*WRITTEN PROBLEM*
Please rewrite all of the material below as a Markdown table with the columns Row and Material line, one numbered row per line. Leave out the picture and any blank lines.

*DATASET CONTENT*

______________________________

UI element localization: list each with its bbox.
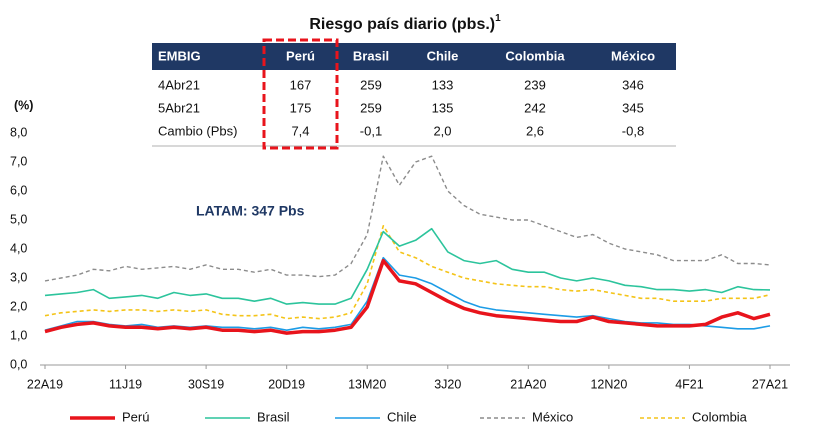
legend-label: Colombia (692, 409, 748, 424)
y-tick-label: 8,0 (10, 125, 27, 139)
table-header-cell: Chile (427, 48, 459, 63)
y-tick-label: 7,0 (10, 154, 27, 168)
x-tick-label: 22A19 (27, 377, 63, 391)
table-header-cell: Perú (286, 48, 315, 63)
x-tick-label: 20D19 (268, 377, 305, 391)
legend-label: Perú (122, 409, 149, 424)
y-axis-label: (%) (14, 98, 33, 112)
x-tick-label: 4F21 (675, 377, 704, 391)
title-text: Riesgo país diario (pbs.) (309, 16, 495, 33)
table-cell: Cambio (Pbs) (158, 123, 237, 138)
series-line (44, 155, 771, 282)
x-tick-label: 11J19 (109, 377, 142, 391)
y-tick-label: 2,0 (10, 299, 27, 313)
highlight-box (262, 38, 339, 150)
table-cell: -0,1 (360, 123, 382, 138)
legend-label: México (532, 409, 573, 424)
table-cell: 133 (432, 77, 454, 92)
table-cell: 5Abr21 (158, 100, 200, 115)
table-cell: 4Abr21 (158, 77, 200, 92)
table-cell: 242 (524, 100, 546, 115)
table-cell: 175 (290, 100, 312, 115)
table-header-cell: EMBIG (158, 48, 201, 63)
legend-label: Chile (387, 409, 417, 424)
y-tick-label: 1,0 (10, 328, 27, 342)
table-cell: 167 (290, 77, 312, 92)
table-cell: 345 (622, 100, 644, 115)
table-header-cell: Brasil (353, 48, 389, 63)
table-cell: 259 (360, 77, 382, 92)
table-header-cell: Colombia (505, 48, 565, 63)
series-line (44, 227, 771, 305)
x-tick-label: 21A20 (510, 377, 546, 391)
table-title: Riesgo país diario (pbs.)1 (309, 13, 501, 34)
title-note: 1 (495, 13, 501, 24)
annotation: LATAM: 347 Pbs (196, 203, 305, 219)
table-cell: 135 (432, 100, 454, 115)
table-cell: 2,0 (433, 123, 451, 138)
x-tick-label: 3J20 (434, 377, 461, 391)
table-cell: 346 (622, 77, 644, 92)
x-tick-label: 27A21 (752, 377, 788, 391)
table-cell: 239 (524, 77, 546, 92)
y-tick-label: 0,0 (10, 357, 27, 371)
y-tick-label: 5,0 (10, 212, 27, 226)
table-cell: 7,4 (291, 123, 309, 138)
table-header-bg (152, 43, 676, 70)
table-cell: -0,8 (622, 123, 644, 138)
legend-label: Brasil (257, 409, 290, 424)
x-tick-label: 30S19 (188, 377, 224, 391)
y-tick-label: 6,0 (10, 183, 27, 197)
y-tick-label: 4,0 (10, 241, 27, 255)
x-tick-label: 12N20 (590, 377, 627, 391)
y-tick-label: 3,0 (10, 270, 27, 284)
series-line (44, 258, 771, 335)
table-cell: 2,6 (526, 123, 544, 138)
series-line (44, 256, 771, 331)
table-header-cell: México (611, 48, 655, 63)
series-line (44, 225, 771, 320)
table-cell: 259 (360, 100, 382, 115)
x-tick-label: 13M20 (348, 377, 386, 391)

______________________________

*TASK ANSWER*
| Row | Material line |
|---|---|
| 1 | UI element localization: list each with its bbox. |
| 2 | legend-label: Colombia (692, 409, 748, 424) |
| 3 | y-tick-label: 8,0 (10, 125, 27, 139) |
| 4 | table-header-cell: Chile (427, 48, 459, 63) |
| 5 | y-tick-label: 7,0 (10, 154, 27, 168) |
| 6 | x-tick-label: 22A19 (27, 377, 63, 391) |
| 7 | table-header-cell: Perú (286, 48, 315, 63) |
| 8 | x-tick-label: 20D19 (268, 377, 305, 391) |
| 9 | legend-label: Perú (122, 409, 149, 424) |
| 10 | y-axis-label: (%) (14, 98, 33, 112) |
| 11 | x-tick-label: 4F21 (675, 377, 704, 391) |
| 12 | title-text: Riesgo país diario (pbs.) (309, 16, 495, 33) |
| 13 | table-cell: Cambio (Pbs) (158, 123, 237, 138) |
| 14 | series-line (44, 155, 771, 282) |
| 15 | x-tick-label: 11J19 (109, 377, 142, 391) |
| 16 | y-tick-label: 2,0 (10, 299, 27, 313) |
| 17 | highlight-box (262, 38, 339, 150) |
| 18 | table-cell: -0,1 (360, 123, 382, 138) |
| 19 | legend-label: México (532, 409, 573, 424) |
| 20 | table-cell: 133 (432, 77, 454, 92) |
| 21 | table-cell: 5Abr21 (158, 100, 200, 115) |
| 22 | table-cell: 4Abr21 (158, 77, 200, 92) |
| 23 | table-cell: 242 (524, 100, 546, 115) |
| 24 | table-cell: 175 (290, 100, 312, 115) |
| 25 | table-header-cell: EMBIG (158, 48, 201, 63) |
| 26 | legend-label: Chile (387, 409, 417, 424) |
| 27 | y-tick-label: 1,0 (10, 328, 27, 342) |
| 28 | table-cell: 167 (290, 77, 312, 92) |
| 29 | table-cell: 345 (622, 100, 644, 115) |
| 30 | table-header-cell: Brasil (353, 48, 389, 63) |
| 31 | table-cell: 259 (360, 77, 382, 92) |
| 32 | table-header-cell: Colombia (505, 48, 565, 63) |
| 33 | series-line (44, 227, 771, 305) |
| 34 | x-tick-label: 21A20 (510, 377, 546, 391) |
| 35 | table-title: Riesgo país diario (pbs.)1 (309, 13, 501, 34) |
| 36 | title-note: 1 (495, 13, 501, 24) |
| 37 | annotation: LATAM: 347 Pbs (196, 203, 305, 219) |
| 38 | table-cell: 135 (432, 100, 454, 115) |
| 39 | table-cell: 2,0 (433, 123, 451, 138) |
| 40 | x-tick-label: 3J20 (434, 377, 461, 391) |
| 41 | table-cell: 346 (622, 77, 644, 92) |
| 42 | x-tick-label: 27A21 (752, 377, 788, 391) |
| 43 | table-cell: 239 (524, 77, 546, 92) |
| 44 | y-tick-label: 0,0 (10, 357, 27, 371) |
| 45 | y-tick-label: 5,0 (10, 212, 27, 226) |
| 46 | table-cell: 7,4 (291, 123, 309, 138) |
| 47 | table-header-bg (152, 43, 676, 70) |
| 48 | table-cell: -0,8 (622, 123, 644, 138) |
| 49 | legend-label: Brasil (257, 409, 290, 424) |
| 50 | x-tick-label: 30S19 (188, 377, 224, 391) |
| 51 | y-tick-label: 6,0 (10, 183, 27, 197) |
| 52 | y-tick-label: 4,0 (10, 241, 27, 255) |
| 53 | x-tick-label: 12N20 (590, 377, 627, 391) |
| 54 | y-tick-label: 3,0 (10, 270, 27, 284) |
| 55 | series-line (44, 258, 771, 335) |
| 56 | table-cell: 2,6 (526, 123, 544, 138) |
| 57 | series-line (44, 256, 771, 331) |
| 58 | table-header-cell: México (611, 48, 655, 63) |
| 59 | series-line (44, 225, 771, 320) |
| 60 | table-cell: 259 (360, 100, 382, 115) |
| 61 | x-tick-label: 13M20 (348, 377, 386, 391) |